> WRITTEN PROBLEM: Without including any images, reproduce each entry exactly.

Start of AVAILABLE RECORDS

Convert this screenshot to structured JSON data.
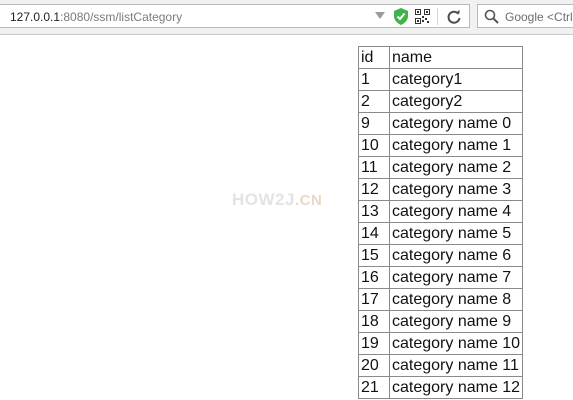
{
  "browser": {
    "url_host": "127.0.0.1",
    "url_rest": ":8080/ssm/listCategory",
    "search_placeholder": "Google <Ctrl+K>"
  },
  "watermark": {
    "text": "HOW2J",
    "suffix": ".CN"
  },
  "table": {
    "headers": [
      "id",
      "name"
    ],
    "rows": [
      {
        "id": "1",
        "name": "category1"
      },
      {
        "id": "2",
        "name": "category2"
      },
      {
        "id": "9",
        "name": "category name 0"
      },
      {
        "id": "10",
        "name": "category name 1"
      },
      {
        "id": "11",
        "name": "category name 2"
      },
      {
        "id": "12",
        "name": "category name 3"
      },
      {
        "id": "13",
        "name": "category name 4"
      },
      {
        "id": "14",
        "name": "category name 5"
      },
      {
        "id": "15",
        "name": "category name 6"
      },
      {
        "id": "16",
        "name": "category name 7"
      },
      {
        "id": "17",
        "name": "category name 8"
      },
      {
        "id": "18",
        "name": "category name 9"
      },
      {
        "id": "19",
        "name": "category name 10"
      },
      {
        "id": "20",
        "name": "category name 11"
      },
      {
        "id": "21",
        "name": "category name 12"
      }
    ]
  }
}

End of AVAILABLE RECORDS

> SOLUTION TO THIS EXERCISE:
Convert this screenshot to structured JSON data.
{
  "browser": {
    "url_host": "127.0.0.1",
    "url_rest": ":8080/ssm/listCategory",
    "search_placeholder": "Google <Ctrl+K>"
  },
  "watermark": {
    "text": "HOW2J",
    "suffix": ".CN"
  },
  "table": {
    "headers": [
      "id",
      "name"
    ],
    "rows": [
      {
        "id": "1",
        "name": "category1"
      },
      {
        "id": "2",
        "name": "category2"
      },
      {
        "id": "9",
        "name": "category name 0"
      },
      {
        "id": "10",
        "name": "category name 1"
      },
      {
        "id": "11",
        "name": "category name 2"
      },
      {
        "id": "12",
        "name": "category name 3"
      },
      {
        "id": "13",
        "name": "category name 4"
      },
      {
        "id": "14",
        "name": "category name 5"
      },
      {
        "id": "15",
        "name": "category name 6"
      },
      {
        "id": "16",
        "name": "category name 7"
      },
      {
        "id": "17",
        "name": "category name 8"
      },
      {
        "id": "18",
        "name": "category name 9"
      },
      {
        "id": "19",
        "name": "category name 10"
      },
      {
        "id": "20",
        "name": "category name 11"
      },
      {
        "id": "21",
        "name": "category name 12"
      }
    ]
  }
}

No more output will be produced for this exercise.